Basic Astronomical CCD Image Reduction

This notebook shows an example of basic astronomical image reduction with V-band Orion Nebula images and their associated bias and V-band flat frames. Prior to working through this example, you should be familiar with the types of noise that contribute to CCD images.

Familiarity with python is not assumed, however, where steps are generalized in the text, the comments in the code (look for the hashtags) fill in many of the specifics.

By Amanda Townsend, University of Florida, February 2017

The first step is to import all the python packages we'll be using:

In [1]:
import numpy as np

import matplotlib
import matplotlib.pyplot as plt
import matplotlib.gridspec as gridspec
%matplotlib inline

import glob
from astropy.io import fits
from scipy.ndimage import interpolation as interp

from skimage.feature.register_translation import (register_translation, _upsampled_dft)


## This turns off warnings: not a great way to code
## But when we show the images, sometimes we're taking the logarithm of zero and it doesn't like that
## Which would matter if we were doing math, but we're just taking a look at images, so we can ignore it. 
import warnings
warnings.filterwarnings('ignore')
/home/ajtownsend/anaconda2/lib/python2.7/site-packages/matplotlib/font_manager.py:273: UserWarning: Matplotlib is building the font cache using fc-list. This may take a moment.
  warnings.warn('Matplotlib is building the font cache using fc-list. This may take a moment.')

Next we're going to define a function to display a set of images in a grid, so that we can get an overview of a bunch of images all at the same time:

In [2]:
## function to plot an image cube
## for this code a "cube" means a stack of image data arrays

def plot_grid(datacube,imagenames):
    no_A = len(datacube) ## number of individual images in the cube
    xplots = int(np.around(np.sqrt(no_A))) ## number of image grid columns
    yplots = xplots + 1 ## number of image grid rows--sometimes there are one fewer, but that's okay

#     print no_A, xplots, yplots ## this line is for troubleshooting
    
    gs = gridspec.GridSpec(yplots, xplots) ## define the image grid
    plt.figure(figsize=(15,15)) ## set the figure size
    for i in range(no_A): 
        ## plots each individual image within the image grid: 
        B = datacube[i]
        plt.subplot(gs[i])

**Given information**
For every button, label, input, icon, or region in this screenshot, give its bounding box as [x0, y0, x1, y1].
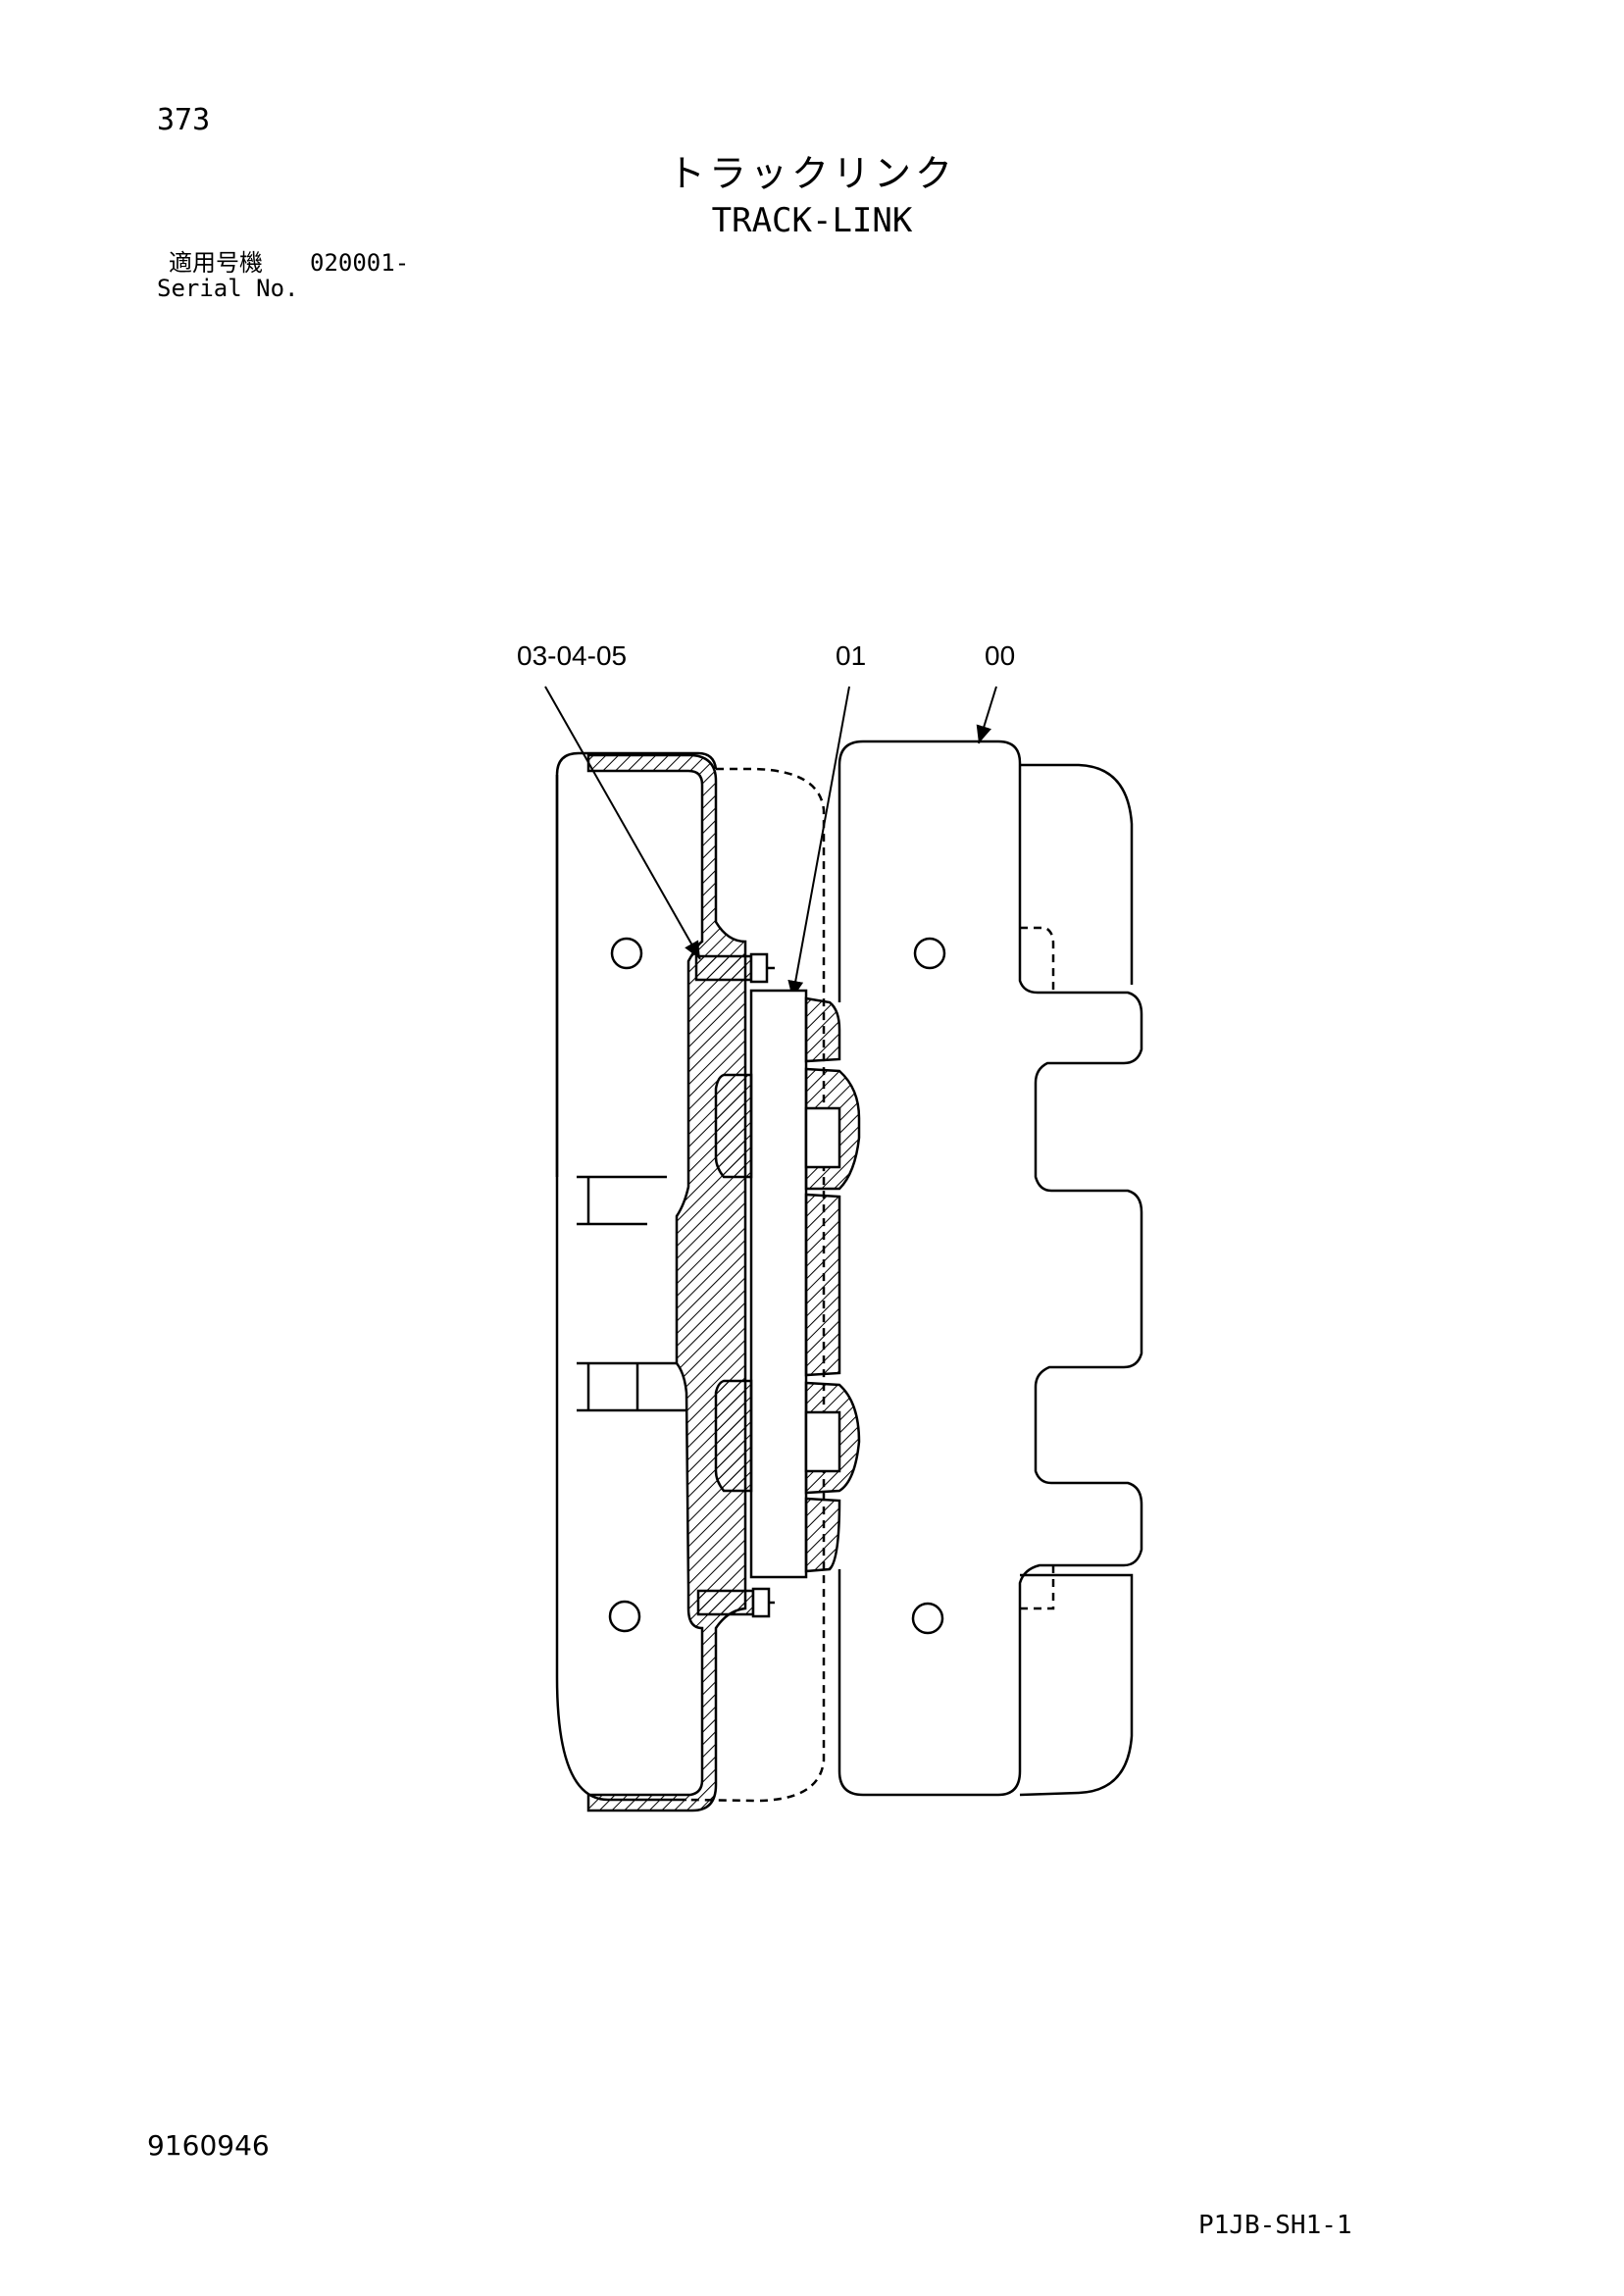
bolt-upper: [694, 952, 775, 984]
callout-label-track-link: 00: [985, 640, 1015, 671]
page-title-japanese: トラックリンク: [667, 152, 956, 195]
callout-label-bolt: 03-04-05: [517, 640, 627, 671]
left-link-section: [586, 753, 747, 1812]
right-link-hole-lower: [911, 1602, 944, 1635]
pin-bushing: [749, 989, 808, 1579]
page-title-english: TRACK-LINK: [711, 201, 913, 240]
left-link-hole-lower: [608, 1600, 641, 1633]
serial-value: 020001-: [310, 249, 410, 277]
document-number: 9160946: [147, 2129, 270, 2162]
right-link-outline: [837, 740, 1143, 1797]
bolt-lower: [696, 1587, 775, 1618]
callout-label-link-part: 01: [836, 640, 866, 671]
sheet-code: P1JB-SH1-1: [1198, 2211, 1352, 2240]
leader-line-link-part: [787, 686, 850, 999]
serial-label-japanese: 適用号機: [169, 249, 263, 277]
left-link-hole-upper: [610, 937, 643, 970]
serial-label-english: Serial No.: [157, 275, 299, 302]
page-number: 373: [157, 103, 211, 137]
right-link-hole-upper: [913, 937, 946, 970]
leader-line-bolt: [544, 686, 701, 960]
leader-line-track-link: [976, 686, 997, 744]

**Work to be completed**
Continue the CCD image reduction notebook from its last line, picking up inside the plot_grid function.

**Reply to the exercise**
        plt.imshow(np.log10(B), origin='lower', cmap='gray')
        plt.title(imagenames[i])

Now we'll look at the images we have in our data folder:

In [3]:
ls *fit && ls *.fits 
bias10.fit*  bias3.fit*  bias5.fit*  bias7.fit*  bias9.fit*
bias2.fit*   bias4.fit*  bias6.fit*  bias8.fit*  bias.fit*
m42.319.fits  m42.321.fits  m42.323.fits    vflat.421.fits  vflat.423.fits
m42.320.fits  m42.322.fits  vflat.420.fits  vflat.422.fits

A few things to note:

  • These are biases instead of darks, so they've got the readout noise but not the dark current. For darks, we would use exactly the same process, but we'd have to keep track of exposure times as well.
  • Some of the files have different names and different extensions. Functionally, there's not a difference between .fits files and .fit files, but it's good to check and make sure we've got the correct names before we try to read in your files. If we tried to load "bias10.fits" we wouldn't find anything, because the file in this folder is called "bias10.fit"!
  • Related: it's generally useful to think about how we name our files before we even start taking images. A lot of current image reduction software will expect all of the images to be in the same folder, and will expect images to have a common name and only differing numbers. (ie: filename01.fits, filename02.fits, filename03.fits...)
  • It's also good practice not to put spaces or dots in the image filenames. Underscores and dashes are good alternatives!

Which brings us to one of the challenges in image reduction--and really, astronomy and science in general. We have to keep track of which images/data we have, which ones we want to use at any given time, and which ones we've edited (and how).

In this case we'll do a few really simple things:

  • Every time we need to apply some step in the reduction process to a set of images, we'll create a list for that set of images.
  • Every time we edit data, we'll save it to a new (but similar) name.
  • There's also a cheat sheet at the very end of this notebook with all of the lists and dictionaries that we're using, to keep track.

(I try to be very careful when saving files: if you write over your original data, you may lose it! I always try to keep a backup of the original data in a separate folder/on a different disk, and be careful what I name the files I'm saving.)

In this case, we'll start with lists of the different types of images we're using: biases, flats, and science images. These lists DO NOT contain any image data, they are just strings with the names of the files in them.

In [4]:
## make a list of the bias files:
bias_list = glob.glob('bias*fit')
# print biaslist ##this line is for troubleshooting

## make a list of v-filter flat images:
vflat_list = glob.glob('vflat*fits')
# print vflatlist ## for troubleshooting

## make a list of raw science images:
## in this case, the raw science frames are v-band images of the orion nebula (messier 42)
m42_list = glob.glob('m42*fits')
# print m42list ## for troubleshooting

## now put all the lists together for a masterlist of all the images:
all_images_list = bias_list + vflat_list + m42_list

Now we can read in the data for the images!

For the master list of images, we'll create a python dictionary which has the filename as a 'key' and the array of pixel values as a 'value' for each image.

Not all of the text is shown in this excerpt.